== Task to carry out ==
Repeat every line of the data exactly, but not the pictures.

== Data excerpts ==
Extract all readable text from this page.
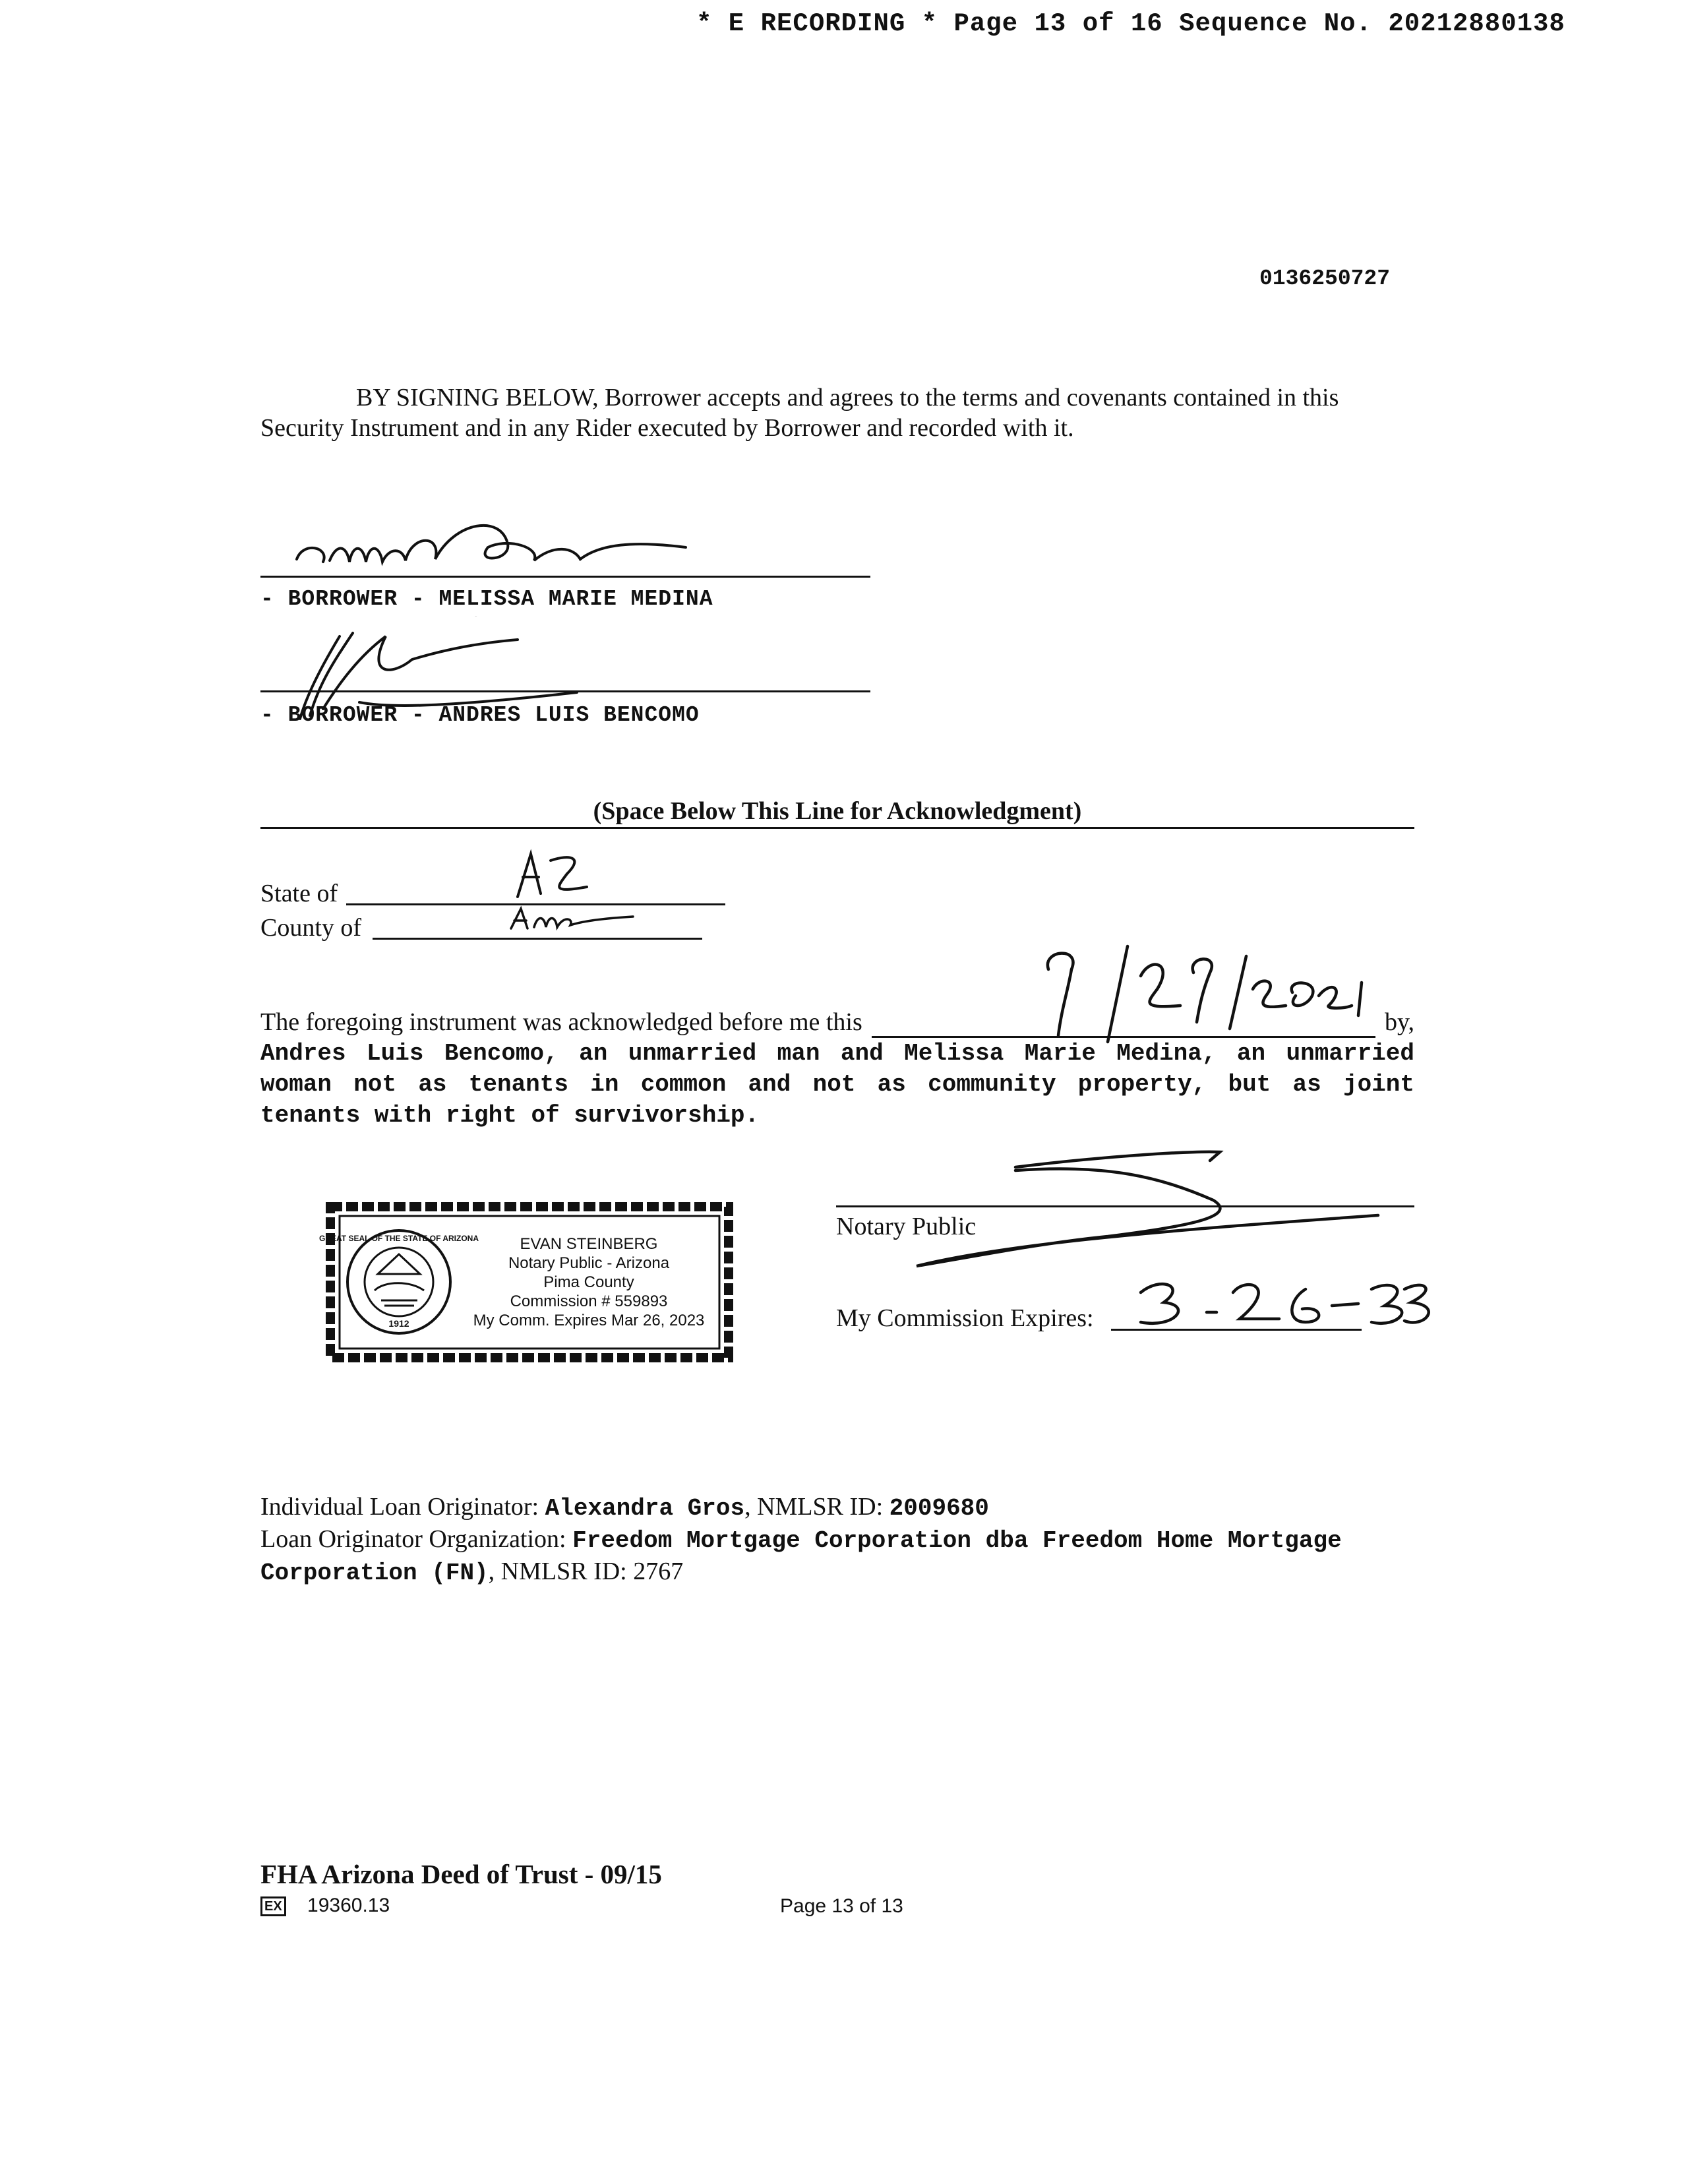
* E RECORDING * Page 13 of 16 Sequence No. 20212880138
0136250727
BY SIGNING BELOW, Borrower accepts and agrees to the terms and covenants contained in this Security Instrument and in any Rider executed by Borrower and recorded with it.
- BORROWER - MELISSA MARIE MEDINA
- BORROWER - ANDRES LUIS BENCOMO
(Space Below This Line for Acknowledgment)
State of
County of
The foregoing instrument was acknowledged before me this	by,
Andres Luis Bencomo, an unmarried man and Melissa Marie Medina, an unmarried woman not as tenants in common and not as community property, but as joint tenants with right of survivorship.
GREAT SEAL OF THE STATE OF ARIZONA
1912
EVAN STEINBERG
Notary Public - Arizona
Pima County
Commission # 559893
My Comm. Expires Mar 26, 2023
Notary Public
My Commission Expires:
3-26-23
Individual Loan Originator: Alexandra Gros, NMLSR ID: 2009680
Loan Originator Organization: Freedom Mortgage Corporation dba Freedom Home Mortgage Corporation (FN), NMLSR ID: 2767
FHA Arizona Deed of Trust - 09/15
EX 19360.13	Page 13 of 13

== Completed task ==
Extract all readable text from this page.
* E RECORDING * Page 13 of 16 Sequence No. 20212880138
0136250727
BY SIGNING BELOW, Borrower accepts and agrees to the terms and covenants contained in this Security Instrument and in any Rider executed by Borrower and recorded with it.
- BORROWER - MELISSA MARIE MEDINA
- BORROWER - ANDRES LUIS BENCOMO
(Space Below This Line for Acknowledgment)
State of
County of
The foregoing instrument was acknowledged before me this	by,
Andres Luis Bencomo, an unmarried man and Melissa Marie Medina, an unmarried woman not as tenants in common and not as community property, but as joint tenants with right of survivorship.
GREAT SEAL OF THE STATE OF ARIZONA
1912
EVAN STEINBERG
Notary Public - Arizona
Pima County
Commission # 559893
My Comm. Expires Mar 26, 2023
Notary Public
My Commission Expires:
3-26-23
Individual Loan Originator: Alexandra Gros, NMLSR ID: 2009680
Loan Originator Organization: Freedom Mortgage Corporation dba Freedom Home Mortgage Corporation (FN), NMLSR ID: 2767
FHA Arizona Deed of Trust - 09/15
EX 19360.13	Page 13 of 13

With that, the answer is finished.